- [EXERCISE BRIEF]:
Look through the entries below and count the lines with the word "state" in them; give only the number.

- [SUPPLIED RECORDS]:
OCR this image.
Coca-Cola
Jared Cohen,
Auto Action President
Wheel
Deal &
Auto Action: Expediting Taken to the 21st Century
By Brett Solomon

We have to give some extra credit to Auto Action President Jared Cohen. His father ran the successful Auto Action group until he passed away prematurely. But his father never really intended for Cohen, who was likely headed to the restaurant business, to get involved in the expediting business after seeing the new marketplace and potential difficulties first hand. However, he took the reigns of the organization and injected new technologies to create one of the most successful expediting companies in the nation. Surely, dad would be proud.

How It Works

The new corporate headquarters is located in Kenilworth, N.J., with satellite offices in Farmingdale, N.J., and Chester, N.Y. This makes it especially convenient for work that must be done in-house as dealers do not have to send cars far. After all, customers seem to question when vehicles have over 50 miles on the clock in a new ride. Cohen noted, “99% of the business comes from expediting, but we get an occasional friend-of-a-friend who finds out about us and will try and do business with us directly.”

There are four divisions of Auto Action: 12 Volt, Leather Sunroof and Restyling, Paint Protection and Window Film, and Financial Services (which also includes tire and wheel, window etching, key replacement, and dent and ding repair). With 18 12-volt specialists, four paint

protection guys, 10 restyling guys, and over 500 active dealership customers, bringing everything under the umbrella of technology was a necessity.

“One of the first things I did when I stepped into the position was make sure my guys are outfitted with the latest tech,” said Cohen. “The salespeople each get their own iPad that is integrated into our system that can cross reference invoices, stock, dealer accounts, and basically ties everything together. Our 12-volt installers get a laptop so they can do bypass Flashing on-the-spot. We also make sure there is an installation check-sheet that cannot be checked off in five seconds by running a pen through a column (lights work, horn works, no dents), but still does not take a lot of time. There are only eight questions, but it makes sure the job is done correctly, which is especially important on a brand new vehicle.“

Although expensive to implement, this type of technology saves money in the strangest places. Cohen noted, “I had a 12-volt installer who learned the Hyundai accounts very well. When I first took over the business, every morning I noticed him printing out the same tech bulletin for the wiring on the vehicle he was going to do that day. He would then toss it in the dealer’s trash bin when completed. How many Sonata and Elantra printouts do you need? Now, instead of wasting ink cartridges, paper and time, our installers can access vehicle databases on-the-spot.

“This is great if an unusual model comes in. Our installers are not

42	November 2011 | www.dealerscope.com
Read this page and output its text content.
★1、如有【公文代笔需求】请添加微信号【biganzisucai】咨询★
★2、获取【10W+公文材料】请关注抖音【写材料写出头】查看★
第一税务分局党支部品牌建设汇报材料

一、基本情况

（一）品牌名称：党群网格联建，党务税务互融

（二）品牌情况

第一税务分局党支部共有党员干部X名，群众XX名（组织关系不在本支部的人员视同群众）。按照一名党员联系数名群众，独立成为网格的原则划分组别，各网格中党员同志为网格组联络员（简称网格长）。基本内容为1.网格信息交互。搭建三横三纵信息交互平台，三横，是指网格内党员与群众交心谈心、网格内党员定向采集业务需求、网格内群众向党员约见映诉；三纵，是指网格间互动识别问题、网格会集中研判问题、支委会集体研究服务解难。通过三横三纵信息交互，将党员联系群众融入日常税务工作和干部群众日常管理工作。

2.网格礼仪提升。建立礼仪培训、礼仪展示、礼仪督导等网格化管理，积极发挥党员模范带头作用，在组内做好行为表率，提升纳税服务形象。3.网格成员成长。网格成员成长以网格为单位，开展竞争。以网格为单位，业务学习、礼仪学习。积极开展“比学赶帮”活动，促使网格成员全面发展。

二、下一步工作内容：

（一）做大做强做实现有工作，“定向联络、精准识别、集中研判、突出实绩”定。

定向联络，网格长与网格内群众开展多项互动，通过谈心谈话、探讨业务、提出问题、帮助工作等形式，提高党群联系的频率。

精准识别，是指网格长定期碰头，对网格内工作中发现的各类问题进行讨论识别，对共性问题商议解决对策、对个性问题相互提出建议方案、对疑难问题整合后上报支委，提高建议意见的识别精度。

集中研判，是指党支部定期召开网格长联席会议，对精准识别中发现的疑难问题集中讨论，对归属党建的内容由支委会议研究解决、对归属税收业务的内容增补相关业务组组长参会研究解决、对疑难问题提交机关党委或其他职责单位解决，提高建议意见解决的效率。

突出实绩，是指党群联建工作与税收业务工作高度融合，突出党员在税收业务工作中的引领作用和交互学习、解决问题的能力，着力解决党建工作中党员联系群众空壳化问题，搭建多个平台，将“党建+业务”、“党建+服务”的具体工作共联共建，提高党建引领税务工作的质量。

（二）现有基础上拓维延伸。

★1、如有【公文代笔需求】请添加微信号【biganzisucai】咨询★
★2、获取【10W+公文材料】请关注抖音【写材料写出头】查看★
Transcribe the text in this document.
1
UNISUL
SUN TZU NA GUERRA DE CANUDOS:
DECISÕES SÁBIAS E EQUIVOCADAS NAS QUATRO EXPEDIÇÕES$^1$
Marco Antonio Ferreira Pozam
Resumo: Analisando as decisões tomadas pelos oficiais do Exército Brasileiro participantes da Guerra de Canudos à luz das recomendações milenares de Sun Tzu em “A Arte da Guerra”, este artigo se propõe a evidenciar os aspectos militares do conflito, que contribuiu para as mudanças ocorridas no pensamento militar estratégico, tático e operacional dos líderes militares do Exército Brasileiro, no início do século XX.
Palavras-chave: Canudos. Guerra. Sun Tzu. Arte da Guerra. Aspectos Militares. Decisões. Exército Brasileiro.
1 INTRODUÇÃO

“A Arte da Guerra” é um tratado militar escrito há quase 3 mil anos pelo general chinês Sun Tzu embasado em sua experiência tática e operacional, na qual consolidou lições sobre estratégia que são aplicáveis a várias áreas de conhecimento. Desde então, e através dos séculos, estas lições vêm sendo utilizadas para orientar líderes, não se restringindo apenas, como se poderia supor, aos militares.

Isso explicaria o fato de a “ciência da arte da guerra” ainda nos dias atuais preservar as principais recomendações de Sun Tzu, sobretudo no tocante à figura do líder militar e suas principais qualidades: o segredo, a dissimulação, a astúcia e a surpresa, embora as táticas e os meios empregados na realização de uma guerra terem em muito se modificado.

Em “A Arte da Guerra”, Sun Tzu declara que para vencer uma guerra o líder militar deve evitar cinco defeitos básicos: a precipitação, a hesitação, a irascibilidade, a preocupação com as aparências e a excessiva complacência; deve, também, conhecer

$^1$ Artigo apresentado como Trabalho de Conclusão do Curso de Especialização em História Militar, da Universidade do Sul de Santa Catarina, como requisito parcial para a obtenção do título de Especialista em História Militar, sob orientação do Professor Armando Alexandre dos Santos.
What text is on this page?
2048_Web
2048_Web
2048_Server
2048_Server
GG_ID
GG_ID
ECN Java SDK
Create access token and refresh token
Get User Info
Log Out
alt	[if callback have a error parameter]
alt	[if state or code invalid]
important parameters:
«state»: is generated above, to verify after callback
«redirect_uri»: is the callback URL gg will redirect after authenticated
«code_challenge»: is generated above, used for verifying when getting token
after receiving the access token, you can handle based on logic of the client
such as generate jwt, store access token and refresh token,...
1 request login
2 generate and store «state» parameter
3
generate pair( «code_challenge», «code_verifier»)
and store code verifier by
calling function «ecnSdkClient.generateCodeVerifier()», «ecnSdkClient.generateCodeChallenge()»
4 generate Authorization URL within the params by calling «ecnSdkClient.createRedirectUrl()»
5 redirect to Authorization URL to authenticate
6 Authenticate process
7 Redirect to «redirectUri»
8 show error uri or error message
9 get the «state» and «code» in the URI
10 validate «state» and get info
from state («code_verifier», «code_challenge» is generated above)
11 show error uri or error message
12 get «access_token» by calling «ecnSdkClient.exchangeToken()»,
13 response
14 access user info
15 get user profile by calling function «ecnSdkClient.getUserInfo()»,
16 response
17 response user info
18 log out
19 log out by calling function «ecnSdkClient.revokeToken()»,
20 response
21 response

- [THE ANSWER]:
6